→ Input for this task
--- --- ---
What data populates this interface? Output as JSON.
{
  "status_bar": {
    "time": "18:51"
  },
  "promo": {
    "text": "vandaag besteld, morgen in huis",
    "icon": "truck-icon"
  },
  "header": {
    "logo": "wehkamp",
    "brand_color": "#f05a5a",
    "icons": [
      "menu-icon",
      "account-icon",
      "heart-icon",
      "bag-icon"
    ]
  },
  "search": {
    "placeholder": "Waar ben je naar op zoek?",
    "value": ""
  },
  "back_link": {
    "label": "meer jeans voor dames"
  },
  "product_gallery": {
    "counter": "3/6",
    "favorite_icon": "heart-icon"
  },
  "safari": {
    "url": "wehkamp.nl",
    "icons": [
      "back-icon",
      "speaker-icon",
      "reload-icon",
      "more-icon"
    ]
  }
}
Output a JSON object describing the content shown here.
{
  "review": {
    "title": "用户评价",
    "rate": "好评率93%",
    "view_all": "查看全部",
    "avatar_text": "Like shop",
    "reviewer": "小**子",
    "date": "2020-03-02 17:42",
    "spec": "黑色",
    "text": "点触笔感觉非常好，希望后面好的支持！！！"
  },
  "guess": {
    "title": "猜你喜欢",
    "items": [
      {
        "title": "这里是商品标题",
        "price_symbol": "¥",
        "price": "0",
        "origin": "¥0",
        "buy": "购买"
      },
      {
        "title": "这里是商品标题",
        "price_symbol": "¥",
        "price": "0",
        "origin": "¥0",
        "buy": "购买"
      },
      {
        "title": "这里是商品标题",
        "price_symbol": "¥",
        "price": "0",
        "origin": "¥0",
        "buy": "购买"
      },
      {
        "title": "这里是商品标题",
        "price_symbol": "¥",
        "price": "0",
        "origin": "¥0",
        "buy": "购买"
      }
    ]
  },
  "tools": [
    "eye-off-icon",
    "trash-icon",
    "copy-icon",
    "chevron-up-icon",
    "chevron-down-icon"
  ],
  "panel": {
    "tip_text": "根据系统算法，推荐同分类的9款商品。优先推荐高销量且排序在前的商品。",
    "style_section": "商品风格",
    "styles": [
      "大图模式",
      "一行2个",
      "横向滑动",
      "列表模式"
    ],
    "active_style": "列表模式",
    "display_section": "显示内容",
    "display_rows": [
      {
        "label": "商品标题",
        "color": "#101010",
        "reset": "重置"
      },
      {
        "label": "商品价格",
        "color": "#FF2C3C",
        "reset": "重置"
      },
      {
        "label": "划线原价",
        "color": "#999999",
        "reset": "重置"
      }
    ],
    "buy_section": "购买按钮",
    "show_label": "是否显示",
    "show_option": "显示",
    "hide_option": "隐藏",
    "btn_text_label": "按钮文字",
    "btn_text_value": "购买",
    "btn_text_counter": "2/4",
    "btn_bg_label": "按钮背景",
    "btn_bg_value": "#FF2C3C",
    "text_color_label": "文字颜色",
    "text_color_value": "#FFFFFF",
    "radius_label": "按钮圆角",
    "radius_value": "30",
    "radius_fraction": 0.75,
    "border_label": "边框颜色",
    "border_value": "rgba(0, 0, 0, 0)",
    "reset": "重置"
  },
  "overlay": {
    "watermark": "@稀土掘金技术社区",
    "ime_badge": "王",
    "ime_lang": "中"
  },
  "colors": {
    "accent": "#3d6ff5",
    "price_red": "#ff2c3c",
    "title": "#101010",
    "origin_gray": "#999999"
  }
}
--- --- ---
Each line of the material should be duplicated exactly, please.

What data populates this interface? Output as JSON.
{
  "status_bar": {
    "time": "18:51"
  },
  "promo": {
    "text": "vandaag besteld, morgen in huis",
    "icon": "truck-icon"
  },
  "header": {
    "logo": "wehkamp",
    "brand_color": "#f05a5a",
    "icons": [
      "menu-icon",
      "account-icon",
      "heart-icon",
      "bag-icon"
    ]
  },
  "search": {
    "placeholder": "Waar ben je naar op zoek?",
    "value": ""
  },
  "back_link": {
    "label": "meer jeans voor dames"
  },
  "product_gallery": {
    "counter": "3/6",
    "favorite_icon": "heart-icon"
  },
  "safari": {
    "url": "wehkamp.nl",
    "icons": [
      "back-icon",
      "speaker-icon",
      "reload-icon",
      "more-icon"
    ]
  }
}
Output a JSON object describing the content shown here.
{
  "review": {
    "title": "用户评价",
    "rate": "好评率93%",
    "view_all": "查看全部",
    "avatar_text": "Like shop",
    "reviewer": "小**子",
    "date": "2020-03-02 17:42",
    "spec": "黑色",
    "text": "点触笔感觉非常好，希望后面好的支持！！！"
  },
  "guess": {
    "title": "猜你喜欢",
    "items": [
      {
        "title": "这里是商品标题",
        "price_symbol": "¥",
        "price": "0",
        "origin": "¥0",
        "buy": "购买"
      },
      {
        "title": "这里是商品标题",
        "price_symbol": "¥",
        "price": "0",
        "origin": "¥0",
        "buy": "购买"
      },
      {
        "title": "这里是商品标题",
        "price_symbol": "¥",
        "price": "0",
        "origin": "¥0",
        "buy": "购买"
      },
      {
        "title": "这里是商品标题",
        "price_symbol": "¥",
        "price": "0",
        "origin": "¥0",
        "buy": "购买"
      }
    ]
  },
  "tools": [
    "eye-off-icon",
    "trash-icon",
    "copy-icon",
    "chevron-up-icon",
    "chevron-down-icon"
  ],
  "panel": {
    "tip_text": "根据系统算法，推荐同分类的9款商品。优先推荐高销量且排序在前的商品。",
    "style_section": "商品风格",
    "styles": [
      "大图模式",
      "一行2个",
      "横向滑动",
      "列表模式"
    ],
    "active_style": "列表模式",
    "display_section": "显示内容",
    "display_rows": [
      {
        "label": "商品标题",
        "color": "#101010",
        "reset": "重置"
      },
      {
        "label": "商品价格",
        "color": "#FF2C3C",
        "reset": "重置"
      },
      {
        "label": "划线原价",
        "color": "#999999",
        "reset": "重置"
      }
    ],
    "buy_section": "购买按钮",
    "show_label": "是否显示",
    "show_option": "显示",
    "hide_option": "隐藏",
    "btn_text_label": "按钮文字",
    "btn_text_value": "购买",
    "btn_text_counter": "2/4",
    "btn_bg_label": "按钮背景",
    "btn_bg_value": "#FF2C3C",
    "text_color_label": "文字颜色",
    "text_color_value": "#FFFFFF",
    "radius_label": "按钮圆角",
    "radius_value": "30",
    "radius_fraction": 0.75,
    "border_label": "边框颜色",
    "border_value": "rgba(0, 0, 0, 0)",
    "reset": "重置"
  },
  "overlay": {
    "watermark": "@稀土掘金技术社区",
    "ime_badge": "王",
    "ime_lang": "中"
  },
  "colors": {
    "accent": "#3d6ff5",
    "price_red": "#ff2c3c",
    "title": "#101010",
    "origin_gray": "#999999"
  }
}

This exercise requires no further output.